══ RECORDS PROVIDED

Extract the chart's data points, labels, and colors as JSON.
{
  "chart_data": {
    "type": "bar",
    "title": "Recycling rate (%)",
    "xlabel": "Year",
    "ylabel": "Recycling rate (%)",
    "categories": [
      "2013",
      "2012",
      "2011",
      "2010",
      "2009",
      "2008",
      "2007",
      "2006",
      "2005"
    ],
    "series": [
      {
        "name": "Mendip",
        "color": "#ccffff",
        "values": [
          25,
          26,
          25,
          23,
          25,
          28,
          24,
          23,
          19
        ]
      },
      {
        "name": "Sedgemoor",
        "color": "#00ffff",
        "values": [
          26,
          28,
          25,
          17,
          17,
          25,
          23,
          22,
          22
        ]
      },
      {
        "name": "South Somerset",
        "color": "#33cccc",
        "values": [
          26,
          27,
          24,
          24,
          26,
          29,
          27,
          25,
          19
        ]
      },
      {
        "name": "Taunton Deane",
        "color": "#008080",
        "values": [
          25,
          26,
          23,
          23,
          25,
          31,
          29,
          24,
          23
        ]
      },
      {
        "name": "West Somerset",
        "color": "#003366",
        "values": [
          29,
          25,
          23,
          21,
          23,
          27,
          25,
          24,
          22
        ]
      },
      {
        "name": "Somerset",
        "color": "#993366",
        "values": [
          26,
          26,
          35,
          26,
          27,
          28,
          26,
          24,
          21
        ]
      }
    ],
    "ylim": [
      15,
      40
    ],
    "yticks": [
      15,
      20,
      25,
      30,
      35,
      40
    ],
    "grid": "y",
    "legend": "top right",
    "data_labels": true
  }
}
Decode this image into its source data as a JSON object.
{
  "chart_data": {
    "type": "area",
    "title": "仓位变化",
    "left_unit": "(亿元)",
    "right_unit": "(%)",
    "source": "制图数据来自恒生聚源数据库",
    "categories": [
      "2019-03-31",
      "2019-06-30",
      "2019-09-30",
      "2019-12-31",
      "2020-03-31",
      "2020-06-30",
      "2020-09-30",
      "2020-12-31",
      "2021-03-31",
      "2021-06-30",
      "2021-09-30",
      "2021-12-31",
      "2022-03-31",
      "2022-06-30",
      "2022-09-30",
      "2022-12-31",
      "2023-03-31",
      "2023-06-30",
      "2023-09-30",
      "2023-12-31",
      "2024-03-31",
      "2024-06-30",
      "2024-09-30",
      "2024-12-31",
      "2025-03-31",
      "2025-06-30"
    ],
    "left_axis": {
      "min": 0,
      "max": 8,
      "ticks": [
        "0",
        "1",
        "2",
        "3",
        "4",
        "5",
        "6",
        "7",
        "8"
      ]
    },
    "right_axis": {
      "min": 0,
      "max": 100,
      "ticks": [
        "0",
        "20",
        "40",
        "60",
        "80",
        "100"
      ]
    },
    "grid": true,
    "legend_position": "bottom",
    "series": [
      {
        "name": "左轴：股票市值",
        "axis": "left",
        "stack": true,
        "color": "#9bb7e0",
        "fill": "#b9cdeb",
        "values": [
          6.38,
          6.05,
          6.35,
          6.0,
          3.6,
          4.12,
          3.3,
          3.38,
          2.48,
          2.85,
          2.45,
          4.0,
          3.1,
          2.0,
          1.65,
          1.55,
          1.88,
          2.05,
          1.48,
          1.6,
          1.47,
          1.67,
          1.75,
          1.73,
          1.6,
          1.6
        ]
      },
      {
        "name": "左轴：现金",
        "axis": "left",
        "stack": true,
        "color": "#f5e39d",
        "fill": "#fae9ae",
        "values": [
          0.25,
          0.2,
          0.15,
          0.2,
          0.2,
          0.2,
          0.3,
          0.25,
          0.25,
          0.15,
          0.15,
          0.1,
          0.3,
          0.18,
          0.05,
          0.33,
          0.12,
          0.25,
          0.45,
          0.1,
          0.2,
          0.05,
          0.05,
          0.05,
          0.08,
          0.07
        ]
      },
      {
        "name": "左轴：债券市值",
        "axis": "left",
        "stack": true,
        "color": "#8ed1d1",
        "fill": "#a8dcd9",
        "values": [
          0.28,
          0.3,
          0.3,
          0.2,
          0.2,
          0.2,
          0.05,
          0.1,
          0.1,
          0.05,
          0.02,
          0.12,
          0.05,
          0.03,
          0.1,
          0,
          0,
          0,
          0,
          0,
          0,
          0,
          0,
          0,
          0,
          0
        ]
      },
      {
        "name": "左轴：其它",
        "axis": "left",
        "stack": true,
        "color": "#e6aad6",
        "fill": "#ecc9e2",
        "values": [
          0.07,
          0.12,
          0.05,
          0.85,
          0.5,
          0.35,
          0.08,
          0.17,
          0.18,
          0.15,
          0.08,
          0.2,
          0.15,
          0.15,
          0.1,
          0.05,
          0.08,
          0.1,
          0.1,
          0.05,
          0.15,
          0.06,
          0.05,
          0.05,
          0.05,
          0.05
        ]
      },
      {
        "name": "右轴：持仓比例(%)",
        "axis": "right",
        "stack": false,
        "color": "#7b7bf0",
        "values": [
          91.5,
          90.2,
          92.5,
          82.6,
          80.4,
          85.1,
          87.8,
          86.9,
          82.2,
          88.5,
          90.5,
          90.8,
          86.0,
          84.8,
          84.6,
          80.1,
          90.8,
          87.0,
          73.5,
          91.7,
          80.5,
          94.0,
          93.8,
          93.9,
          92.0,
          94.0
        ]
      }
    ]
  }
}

════

● WHAT YOU SHOULD DO
Output the whole listing above again, word for word.

● ANSWER TO THE TASK
Extract the chart's data points, labels, and colors as JSON.
{
  "chart_data": {
    "type": "bar",
    "title": "Recycling rate (%)",
    "xlabel": "Year",
    "ylabel": "Recycling rate (%)",
    "categories": [
      "2013",
      "2012",
      "2011",
      "2010",
      "2009",
      "2008",
      "2007",
      "2006",
      "2005"
    ],
    "series": [
      {
        "name": "Mendip",
        "color": "#ccffff",
        "values": [
          25,
          26,
          25,
          23,
          25,
          28,
          24,
          23,
          19
        ]
      },
      {
        "name": "Sedgemoor",
        "color": "#00ffff",
        "values": [
          26,
          28,
          25,
          17,
          17,
          25,
          23,
          22,
          22
        ]
      },
      {
        "name": "South Somerset",
        "color": "#33cccc",
        "values": [
          26,
          27,
          24,
          24,
          26,
          29,
          27,
          25,
          19
        ]
      },
      {
        "name": "Taunton Deane",
        "color": "#008080",
        "values": [
          25,
          26,
          23,
          23,
          25,
          31,
          29,
          24,
          23
        ]
      },
      {
        "name": "West Somerset",
        "color": "#003366",
        "values": [
          29,
          25,
          23,
          21,
          23,
          27,
          25,
          24,
          22
        ]
      },
      {
        "name": "Somerset",
        "color": "#993366",
        "values": [
          26,
          26,
          35,
          26,
          27,
          28,
          26,
          24,
          21
        ]
      }
    ],
    "ylim": [
      15,
      40
    ],
    "yticks": [
      15,
      20,
      25,
      30,
      35,
      40
    ],
    "grid": "y",
    "legend": "top right",
    "data_labels": true
  }
}
Decode this image into its source data as a JSON object.
{
  "chart_data": {
    "type": "area",
    "title": "仓位变化",
    "left_unit": "(亿元)",
    "right_unit": "(%)",
    "source": "制图数据来自恒生聚源数据库",
    "categories": [
      "2019-03-31",
      "2019-06-30",
      "2019-09-30",
      "2019-12-31",
      "2020-03-31",
      "2020-06-30",
      "2020-09-30",
      "2020-12-31",
      "2021-03-31",
      "2021-06-30",
      "2021-09-30",
      "2021-12-31",
      "2022-03-31",
      "2022-06-30",
      "2022-09-30",
      "2022-12-31",
      "2023-03-31",
      "2023-06-30",
      "2023-09-30",
      "2023-12-31",
      "2024-03-31",
      "2024-06-30",
      "2024-09-30",
      "2024-12-31",
      "2025-03-31",
      "2025-06-30"
    ],
    "left_axis": {
      "min": 0,
      "max": 8,
      "ticks": [
        "0",
        "1",
        "2",
        "3",
        "4",
        "5",
        "6",
        "7",
        "8"
      ]
    },
    "right_axis": {
      "min": 0,
      "max": 100,
      "ticks": [
        "0",
        "20",
        "40",
        "60",
        "80",
        "100"
      ]
    },
    "grid": true,
    "legend_position": "bottom",
    "series": [
      {
        "name": "左轴：股票市值",
        "axis": "left",
        "stack": true,
        "color": "#9bb7e0",
        "fill": "#b9cdeb",
        "values": [
          6.38,
          6.05,
          6.35,
          6.0,
          3.6,
          4.12,
          3.3,
          3.38,
          2.48,
          2.85,
          2.45,
          4.0,
          3.1,
          2.0,
          1.65,
          1.55,
          1.88,
          2.05,
          1.48,
          1.6,
          1.47,
          1.67,
          1.75,
          1.73,
          1.6,
          1.6
        ]
      },
      {
        "name": "左轴：现金",
        "axis": "left",
        "stack": true,
        "color": "#f5e39d",
        "fill": "#fae9ae",
        "values": [
          0.25,
          0.2,
          0.15,
          0.2,
          0.2,
          0.2,
          0.3,
          0.25,
          0.25,
          0.15,
          0.15,
          0.1,
          0.3,
          0.18,
          0.05,
          0.33,
          0.12,
          0.25,
          0.45,
          0.1,
          0.2,
          0.05,
          0.05,
          0.05,
          0.08,
          0.07
        ]
      },
      {
        "name": "左轴：债券市值",
        "axis": "left",
        "stack": true,
        "color": "#8ed1d1",
        "fill": "#a8dcd9",
        "values": [
          0.28,
          0.3,
          0.3,
          0.2,
          0.2,
          0.2,
          0.05,
          0.1,
          0.1,
          0.05,
          0.02,
          0.12,
          0.05,
          0.03,
          0.1,
          0,
          0,
          0,
          0,
          0,
          0,
          0,
          0,
          0,
          0,
          0
        ]
      },
      {
        "name": "左轴：其它",
        "axis": "left",
        "stack": true,
        "color": "#e6aad6",
        "fill": "#ecc9e2",
        "values": [
          0.07,
          0.12,
          0.05,
          0.85,
          0.5,
          0.35,
          0.08,
          0.17,
          0.18,
          0.15,
          0.08,
          0.2,
          0.15,
          0.15,
          0.1,
          0.05,
          0.08,
          0.1,
          0.1,
          0.05,
          0.15,
          0.06,
          0.05,
          0.05,
          0.05,
          0.05
        ]
      },
      {
        "name": "右轴：持仓比例(%)",
        "axis": "right",
        "stack": false,
        "color": "#7b7bf0",
        "values": [
          91.5,
          90.2,
          92.5,
          82.6,
          80.4,
          85.1,
          87.8,
          86.9,
          82.2,
          88.5,
          90.5,
          90.8,
          86.0,
          84.8,
          84.6,
          80.1,
          90.8,
          87.0,
          73.5,
          91.7,
          80.5,
          94.0,
          93.8,
          93.9,
          92.0,
          94.0
        ]
      }
    ]
  }
}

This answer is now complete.